#### RECORDS TO USE ####

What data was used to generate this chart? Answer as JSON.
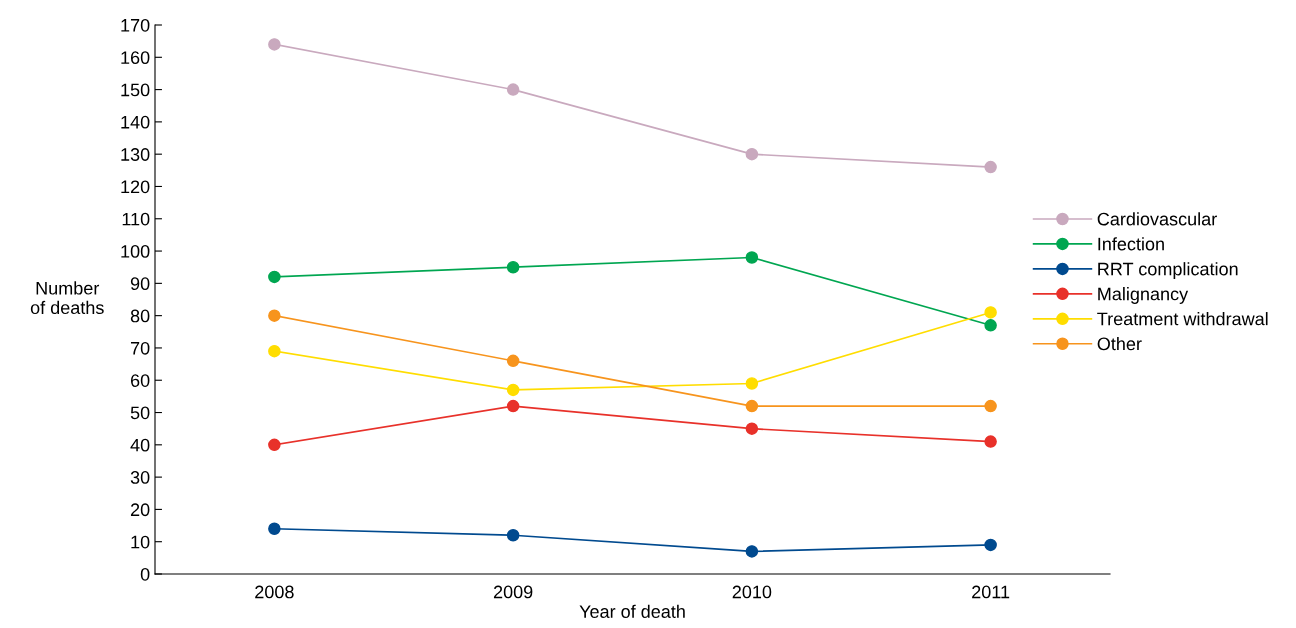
{
  "chart_data": {
    "type": "line",
    "xlabel": "Year of death",
    "ylabel": "Number\nof deaths",
    "categories": [
      "2008",
      "2009",
      "2010",
      "2011"
    ],
    "series": [
      {
        "name": "Cardiovascular",
        "color": "#c9a9be",
        "values": [
          164,
          150,
          130,
          126
        ]
      },
      {
        "name": "Infection",
        "color": "#00a651",
        "values": [
          92,
          95,
          98,
          77
        ]
      },
      {
        "name": "RRT complication",
        "color": "#004a8f",
        "values": [
          14,
          12,
          7,
          9
        ]
      },
      {
        "name": "Malignancy",
        "color": "#e8312a",
        "values": [
          40,
          52,
          45,
          41
        ]
      },
      {
        "name": "Treatment withdrawal",
        "color": "#ffdd00",
        "values": [
          69,
          57,
          59,
          81
        ]
      },
      {
        "name": "Other",
        "color": "#f7941d",
        "values": [
          80,
          66,
          52,
          52
        ]
      }
    ],
    "ylim": [
      0,
      170
    ],
    "yticks": [
      0,
      10,
      20,
      30,
      40,
      50,
      60,
      70,
      80,
      90,
      100,
      110,
      120,
      130,
      140,
      150,
      160,
      170
    ],
    "grid": false,
    "legend": "right",
    "marker": "circle",
    "line_style": "solid"
  }
}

####

--- EXERCISE ---
Leave out the pictures and restate everything else word for word.

--- ANSWER TO THIS TASK ---
What data was used to generate this chart? Answer as JSON.
{
  "chart_data": {
    "type": "line",
    "xlabel": "Year of death",
    "ylabel": "Number\nof deaths",
    "categories": [
      "2008",
      "2009",
      "2010",
      "2011"
    ],
    "series": [
      {
        "name": "Cardiovascular",
        "color": "#c9a9be",
        "values": [
          164,
          150,
          130,
          126
        ]
      },
      {
        "name": "Infection",
        "color": "#00a651",
        "values": [
          92,
          95,
          98,
          77
        ]
      },
      {
        "name": "RRT complication",
        "color": "#004a8f",
        "values": [
          14,
          12,
          7,
          9
        ]
      },
      {
        "name": "Malignancy",
        "color": "#e8312a",
        "values": [
          40,
          52,
          45,
          41
        ]
      },
      {
        "name": "Treatment withdrawal",
        "color": "#ffdd00",
        "values": [
          69,
          57,
          59,
          81
        ]
      },
      {
        "name": "Other",
        "color": "#f7941d",
        "values": [
          80,
          66,
          52,
          52
        ]
      }
    ],
    "ylim": [
      0,
      170
    ],
    "yticks": [
      0,
      10,
      20,
      30,
      40,
      50,
      60,
      70,
      80,
      90,
      100,
      110,
      120,
      130,
      140,
      150,
      160,
      170
    ],
    "grid": false,
    "legend": "right",
    "marker": "circle",
    "line_style": "solid"
  }
}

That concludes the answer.